Start of Exercise data
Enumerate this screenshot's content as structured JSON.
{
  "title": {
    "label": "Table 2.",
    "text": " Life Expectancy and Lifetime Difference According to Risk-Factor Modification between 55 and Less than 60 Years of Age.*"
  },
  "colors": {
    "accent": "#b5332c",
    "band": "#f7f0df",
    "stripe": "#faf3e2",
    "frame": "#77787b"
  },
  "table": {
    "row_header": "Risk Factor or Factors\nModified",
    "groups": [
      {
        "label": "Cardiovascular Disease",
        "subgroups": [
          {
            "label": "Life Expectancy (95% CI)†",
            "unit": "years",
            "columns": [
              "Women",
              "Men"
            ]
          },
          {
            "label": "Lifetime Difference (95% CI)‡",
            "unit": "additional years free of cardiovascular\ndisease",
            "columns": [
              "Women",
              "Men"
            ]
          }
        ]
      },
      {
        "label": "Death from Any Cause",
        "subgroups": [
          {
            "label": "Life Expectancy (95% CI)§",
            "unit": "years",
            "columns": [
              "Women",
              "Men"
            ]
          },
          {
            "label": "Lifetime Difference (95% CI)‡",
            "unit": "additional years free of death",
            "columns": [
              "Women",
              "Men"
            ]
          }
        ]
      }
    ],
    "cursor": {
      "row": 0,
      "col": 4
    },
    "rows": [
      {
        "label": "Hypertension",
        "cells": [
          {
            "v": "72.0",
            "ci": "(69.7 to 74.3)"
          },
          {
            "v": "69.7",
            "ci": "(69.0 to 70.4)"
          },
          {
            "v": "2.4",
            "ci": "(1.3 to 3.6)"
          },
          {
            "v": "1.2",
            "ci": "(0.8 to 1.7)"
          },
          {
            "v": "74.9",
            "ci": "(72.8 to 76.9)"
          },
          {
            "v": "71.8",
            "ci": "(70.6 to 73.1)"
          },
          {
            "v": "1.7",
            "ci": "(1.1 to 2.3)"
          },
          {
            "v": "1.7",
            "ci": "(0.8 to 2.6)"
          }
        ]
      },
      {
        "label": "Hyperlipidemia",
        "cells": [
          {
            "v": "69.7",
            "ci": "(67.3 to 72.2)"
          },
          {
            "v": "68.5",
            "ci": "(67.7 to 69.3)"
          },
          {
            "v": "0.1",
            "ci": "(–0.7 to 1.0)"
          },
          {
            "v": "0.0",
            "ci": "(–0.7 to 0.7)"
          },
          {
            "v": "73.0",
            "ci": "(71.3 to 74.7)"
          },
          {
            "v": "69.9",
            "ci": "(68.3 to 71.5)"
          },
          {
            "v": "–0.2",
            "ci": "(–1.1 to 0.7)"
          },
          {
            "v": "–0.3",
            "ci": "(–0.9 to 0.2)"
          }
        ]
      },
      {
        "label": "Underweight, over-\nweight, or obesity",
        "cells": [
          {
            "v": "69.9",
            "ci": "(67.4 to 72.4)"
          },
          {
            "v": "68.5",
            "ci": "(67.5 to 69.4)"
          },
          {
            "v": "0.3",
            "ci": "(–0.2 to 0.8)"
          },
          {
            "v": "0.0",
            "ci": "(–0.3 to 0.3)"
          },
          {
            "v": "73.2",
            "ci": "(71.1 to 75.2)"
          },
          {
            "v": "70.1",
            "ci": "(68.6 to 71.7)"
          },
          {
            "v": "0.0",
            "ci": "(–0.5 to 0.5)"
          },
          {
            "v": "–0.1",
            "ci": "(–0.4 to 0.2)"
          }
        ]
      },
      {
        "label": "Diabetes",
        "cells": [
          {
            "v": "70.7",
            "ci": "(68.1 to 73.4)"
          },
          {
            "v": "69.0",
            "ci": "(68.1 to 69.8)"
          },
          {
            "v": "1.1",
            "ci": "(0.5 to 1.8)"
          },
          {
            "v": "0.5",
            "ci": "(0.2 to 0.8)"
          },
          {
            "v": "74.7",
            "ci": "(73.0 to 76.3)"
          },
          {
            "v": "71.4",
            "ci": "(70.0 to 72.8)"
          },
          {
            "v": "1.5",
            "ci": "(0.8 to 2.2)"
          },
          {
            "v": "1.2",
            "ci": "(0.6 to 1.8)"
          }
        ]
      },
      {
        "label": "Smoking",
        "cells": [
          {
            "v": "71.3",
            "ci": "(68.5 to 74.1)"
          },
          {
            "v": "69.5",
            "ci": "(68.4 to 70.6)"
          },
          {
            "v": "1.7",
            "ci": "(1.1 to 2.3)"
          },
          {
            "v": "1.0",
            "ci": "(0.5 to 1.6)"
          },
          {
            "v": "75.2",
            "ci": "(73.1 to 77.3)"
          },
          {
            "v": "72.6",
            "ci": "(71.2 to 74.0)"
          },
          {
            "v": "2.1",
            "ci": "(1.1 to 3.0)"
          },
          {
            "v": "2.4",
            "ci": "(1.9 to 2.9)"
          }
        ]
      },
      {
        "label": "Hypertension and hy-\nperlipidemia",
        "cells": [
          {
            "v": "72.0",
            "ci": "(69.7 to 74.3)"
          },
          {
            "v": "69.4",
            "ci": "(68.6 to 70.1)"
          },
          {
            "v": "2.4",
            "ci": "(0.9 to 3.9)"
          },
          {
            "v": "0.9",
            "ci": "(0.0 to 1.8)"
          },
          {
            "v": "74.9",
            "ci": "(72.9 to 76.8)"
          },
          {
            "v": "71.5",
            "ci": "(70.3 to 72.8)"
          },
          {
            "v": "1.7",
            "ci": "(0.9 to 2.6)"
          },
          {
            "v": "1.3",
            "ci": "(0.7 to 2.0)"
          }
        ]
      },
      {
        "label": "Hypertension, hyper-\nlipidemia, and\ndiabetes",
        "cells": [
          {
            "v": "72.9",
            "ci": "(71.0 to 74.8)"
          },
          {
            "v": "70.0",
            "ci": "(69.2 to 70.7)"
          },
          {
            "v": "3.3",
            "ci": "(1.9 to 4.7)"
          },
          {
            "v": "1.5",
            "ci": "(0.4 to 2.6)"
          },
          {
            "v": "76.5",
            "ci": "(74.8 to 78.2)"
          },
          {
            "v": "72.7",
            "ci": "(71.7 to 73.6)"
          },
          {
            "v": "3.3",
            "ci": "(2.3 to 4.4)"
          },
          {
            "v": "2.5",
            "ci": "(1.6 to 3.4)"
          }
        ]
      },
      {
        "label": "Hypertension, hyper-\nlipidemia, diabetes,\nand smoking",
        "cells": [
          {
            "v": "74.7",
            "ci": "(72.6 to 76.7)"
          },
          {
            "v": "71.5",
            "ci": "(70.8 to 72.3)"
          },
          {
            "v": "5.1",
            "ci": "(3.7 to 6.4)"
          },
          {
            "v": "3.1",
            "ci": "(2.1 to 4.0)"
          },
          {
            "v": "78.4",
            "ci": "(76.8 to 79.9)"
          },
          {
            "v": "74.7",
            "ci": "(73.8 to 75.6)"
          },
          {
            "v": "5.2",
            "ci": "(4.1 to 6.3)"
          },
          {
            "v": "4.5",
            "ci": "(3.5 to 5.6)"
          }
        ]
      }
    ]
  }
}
End of Exercise data
## Given request
Within the listing above, copy each line that has the string "unit".

## Exercise response
            "unit": "years",
            "unit": "additional years free of cardiovascular\ndisease",
            "unit": "years",
            "unit": "additional years free of death",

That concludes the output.